What is being asked → Reproduce every line of the records below verbatim, leaving out the pictures.

Entries →

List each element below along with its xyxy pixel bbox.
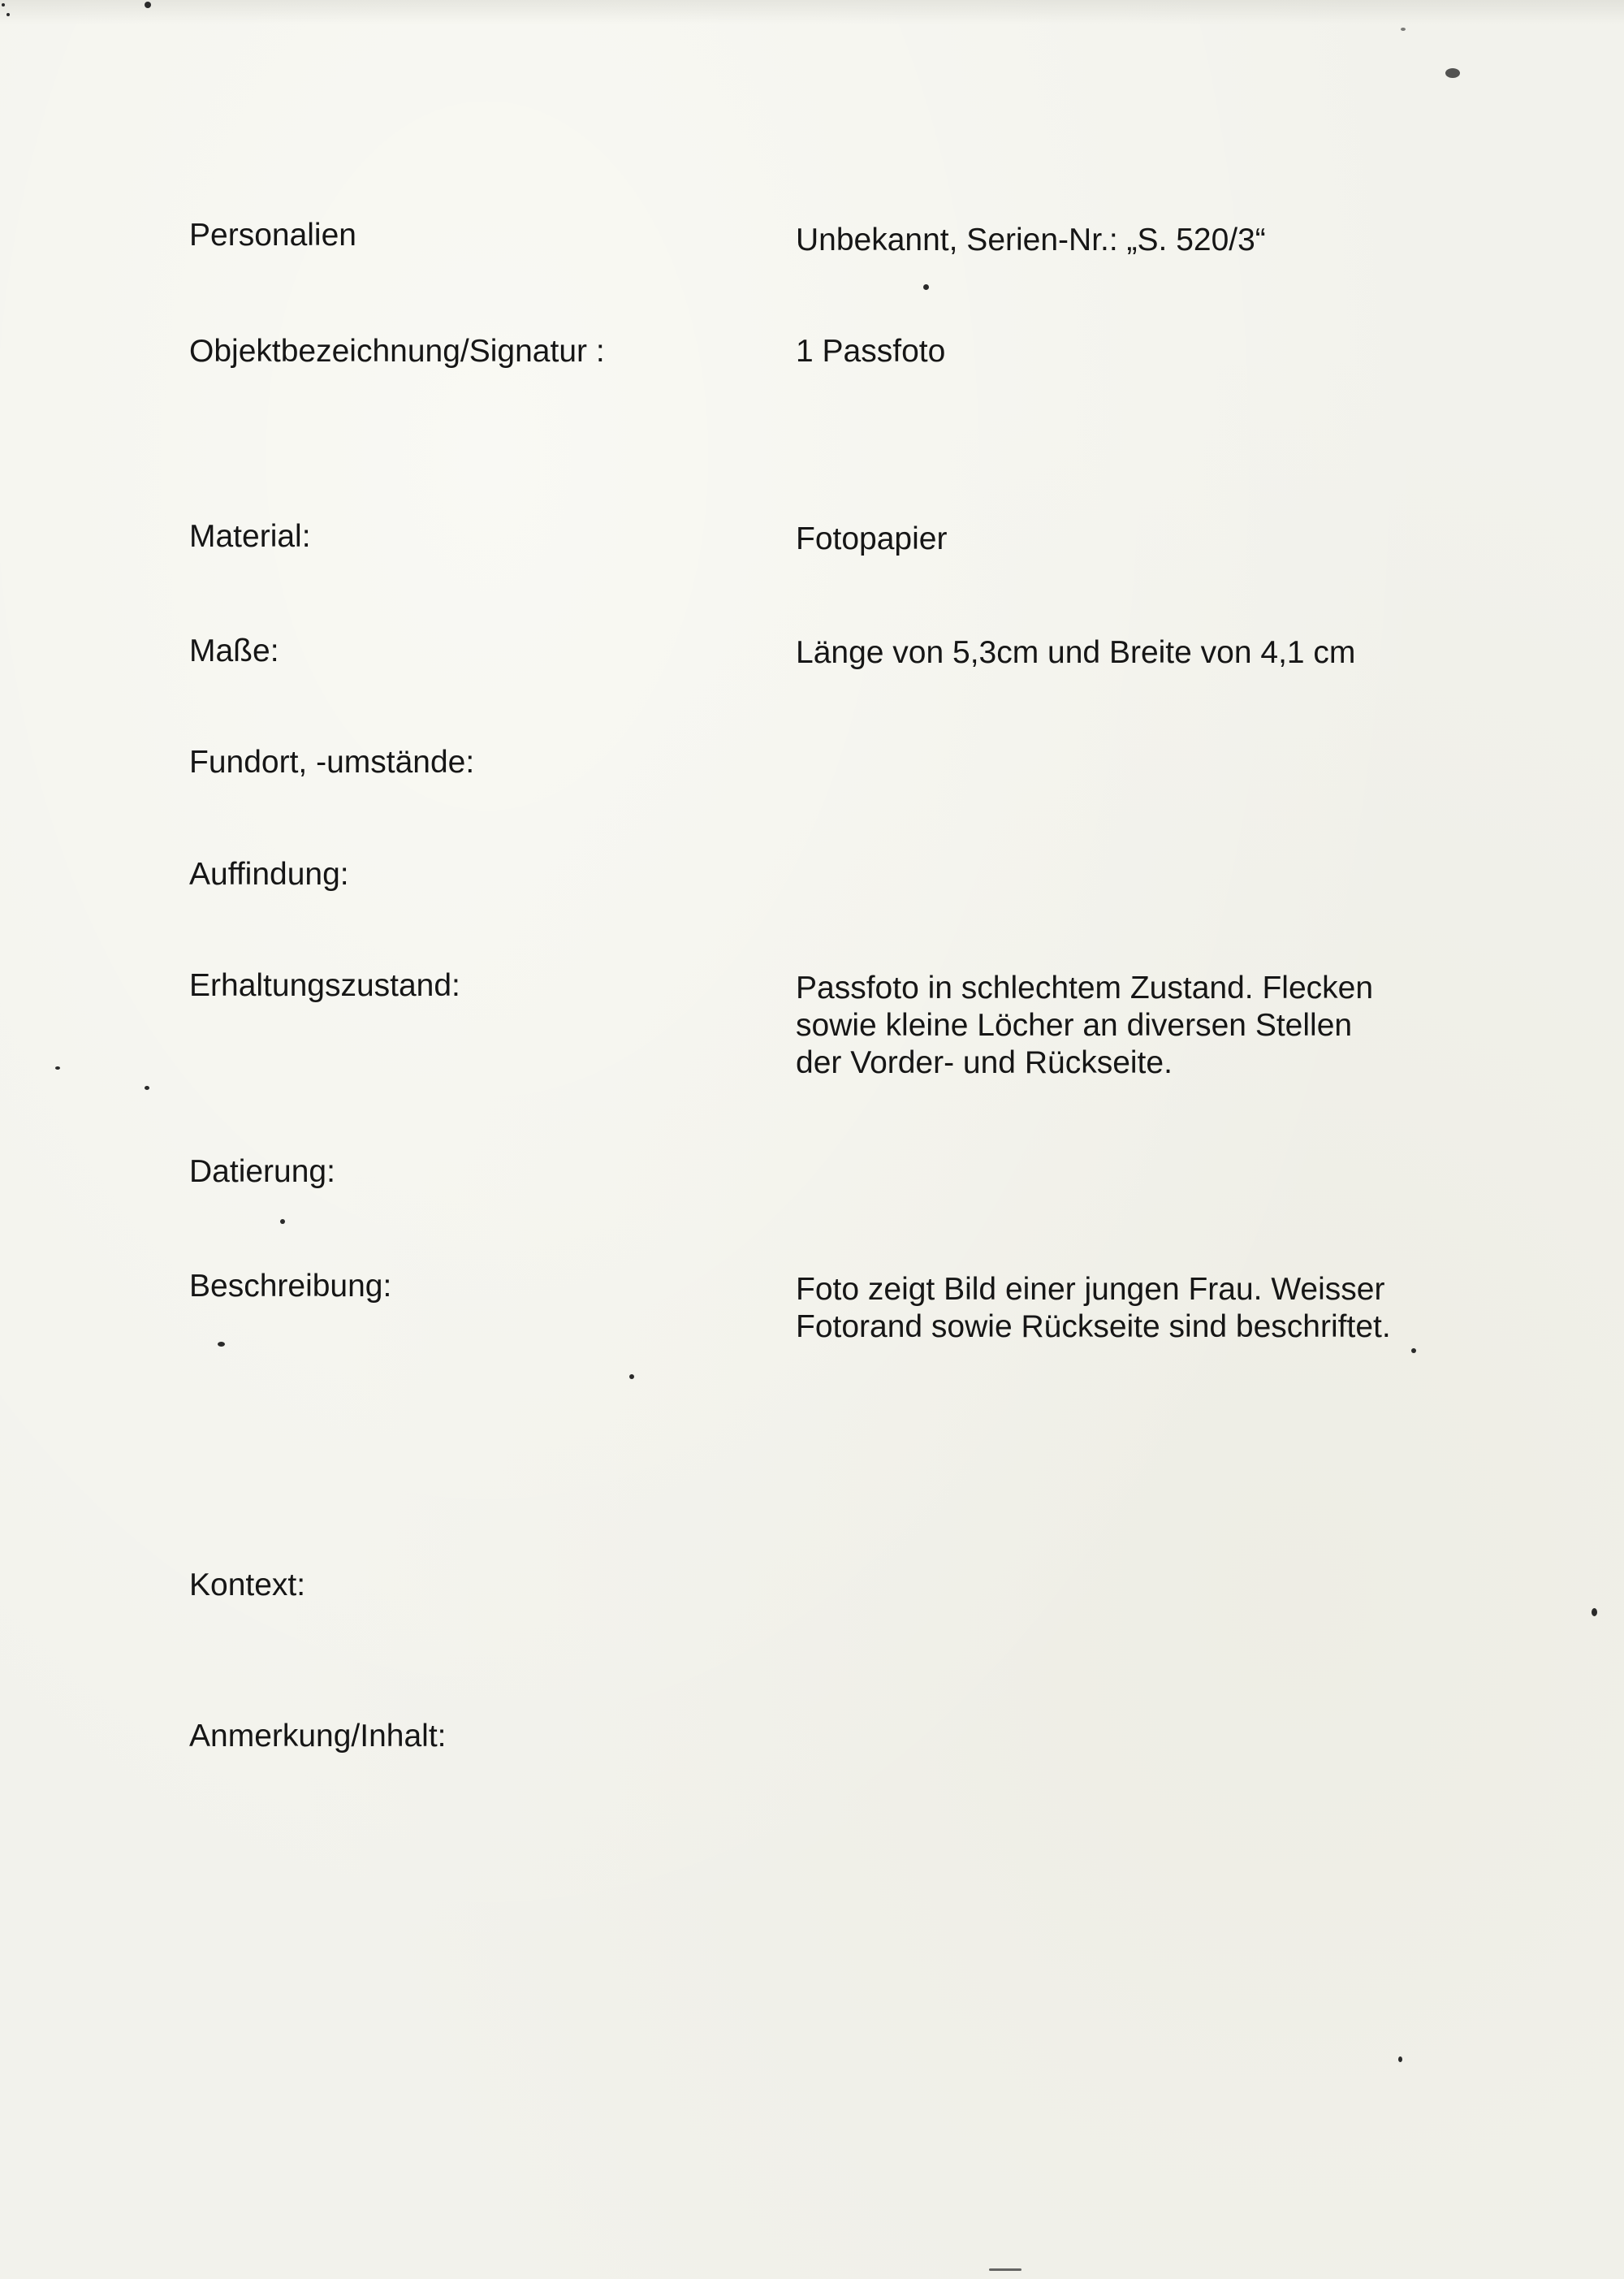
field-label-fundort: Fundort, -umstände: xyxy=(189,745,475,780)
field-label-anmerkung: Anmerkung/Inhalt: xyxy=(189,1719,447,1754)
field-value-beschreibung: Foto zeigt Bild einer jungen Frau. Weisser Fotorand sowie Rückseite sind beschriftet. xyxy=(796,1272,1391,1344)
field-label-personalien: Personalien xyxy=(189,218,356,253)
scan-speck xyxy=(55,1066,60,1070)
scan-speck xyxy=(1445,68,1460,78)
scan-speck xyxy=(1401,28,1406,31)
scan-speck xyxy=(629,1374,634,1379)
field-value-masse: Länge von 5,3cm und Breite von 4,1 cm xyxy=(796,635,1356,670)
scan-speck xyxy=(145,2,151,8)
field-label-material: Material: xyxy=(189,519,311,554)
field-value-erhaltungszustand: Passfoto in schlechtem Zustand. Flecken sowie kleine Löcher an diversen Stellen der Vorder- und Rückseite. xyxy=(796,971,1374,1080)
field-value-objektbezeichnung: 1 Passfoto xyxy=(796,334,946,369)
field-value-material: Fotopapier xyxy=(796,521,948,556)
field-label-erhaltungszustand: Erhaltungszustand: xyxy=(189,968,460,1003)
scan-speck xyxy=(280,1219,285,1224)
field-label-beschreibung: Beschreibung: xyxy=(189,1269,392,1304)
scan-speck xyxy=(2,3,5,6)
scan-speck xyxy=(1411,1348,1416,1353)
scan-speck xyxy=(1398,2056,1402,2062)
field-value-personalien: Unbekannt, Serien-Nr.: „S. 520/3“ xyxy=(796,223,1266,257)
field-label-datierung: Datierung: xyxy=(189,1154,335,1189)
field-label-objektbezeichnung: Objektbezeichnung/Signatur : xyxy=(189,334,605,369)
field-label-kontext: Kontext: xyxy=(189,1568,306,1602)
scan-speck xyxy=(1592,1608,1597,1616)
scan-speck xyxy=(145,1086,149,1090)
scan-speck xyxy=(6,13,10,16)
scan-speck xyxy=(923,284,929,290)
field-label-auffindung: Auffindung: xyxy=(189,857,349,892)
scan-edge-shadow xyxy=(0,0,1624,24)
scan-speck xyxy=(989,2268,1021,2271)
scan-speck xyxy=(218,1342,225,1347)
field-label-masse: Maße: xyxy=(189,634,279,668)
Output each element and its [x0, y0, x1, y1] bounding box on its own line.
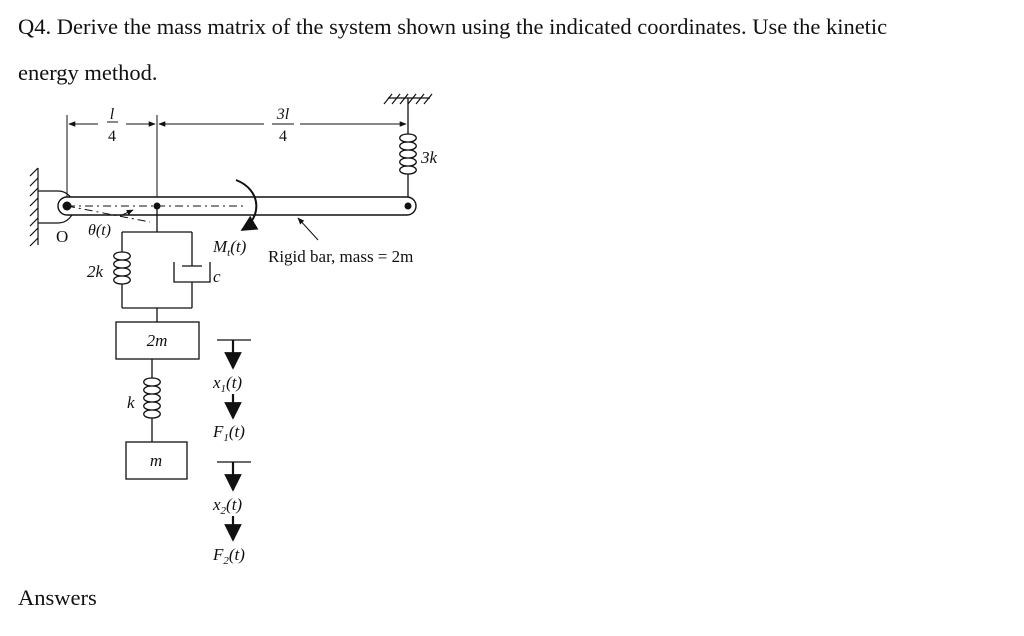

The response →
List each element below along with its xyxy pixel bbox.
field-label-fundort: Fundort, -umstände: xyxy=(189,745,475,780)
field-label-anmerkung: Anmerkung/Inhalt: xyxy=(189,1719,447,1754)
field-value-beschreibung: Foto zeigt Bild einer jungen Frau. Weisser Fotorand sowie Rückseite sind beschriftet. xyxy=(796,1272,1391,1344)
field-label-personalien: Personalien xyxy=(189,218,356,253)
scan-speck xyxy=(55,1066,60,1070)
scan-speck xyxy=(1445,68,1460,78)
scan-speck xyxy=(1401,28,1406,31)
scan-speck xyxy=(629,1374,634,1379)
field-value-masse: Länge von 5,3cm und Breite von 4,1 cm xyxy=(796,635,1356,670)
scan-speck xyxy=(145,2,151,8)
field-label-material: Material: xyxy=(189,519,311,554)
field-value-erhaltungszustand: Passfoto in schlechtem Zustand. Flecken sowie kleine Löcher an diversen Stellen der Vorder- und Rückseite. xyxy=(796,971,1374,1080)
field-value-objektbezeichnung: 1 Passfoto xyxy=(796,334,946,369)
field-value-material: Fotopapier xyxy=(796,521,948,556)
field-label-erhaltungszustand: Erhaltungszustand: xyxy=(189,968,460,1003)
scan-speck xyxy=(280,1219,285,1224)
field-label-beschreibung: Beschreibung: xyxy=(189,1269,392,1304)
scan-speck xyxy=(2,3,5,6)
scan-speck xyxy=(1411,1348,1416,1353)
scan-speck xyxy=(1398,2056,1402,2062)
field-value-personalien: Unbekannt, Serien-Nr.: „S. 520/3“ xyxy=(796,223,1266,257)
field-label-datierung: Datierung: xyxy=(189,1154,335,1189)
field-label-objektbezeichnung: Objektbezeichnung/Signatur : xyxy=(189,334,605,369)
field-label-kontext: Kontext: xyxy=(189,1568,306,1602)
scan-speck xyxy=(1592,1608,1597,1616)
scan-speck xyxy=(145,1086,149,1090)
scan-speck xyxy=(6,13,10,16)
scan-speck xyxy=(923,284,929,290)
field-label-auffindung: Auffindung: xyxy=(189,857,349,892)
scan-edge-shadow xyxy=(0,0,1624,24)
scan-speck xyxy=(989,2268,1021,2271)
scan-speck xyxy=(218,1342,225,1347)
field-label-masse: Maße: xyxy=(189,634,279,668)
Output each element and its [x0, y0, x1, y1] bounding box on its own line.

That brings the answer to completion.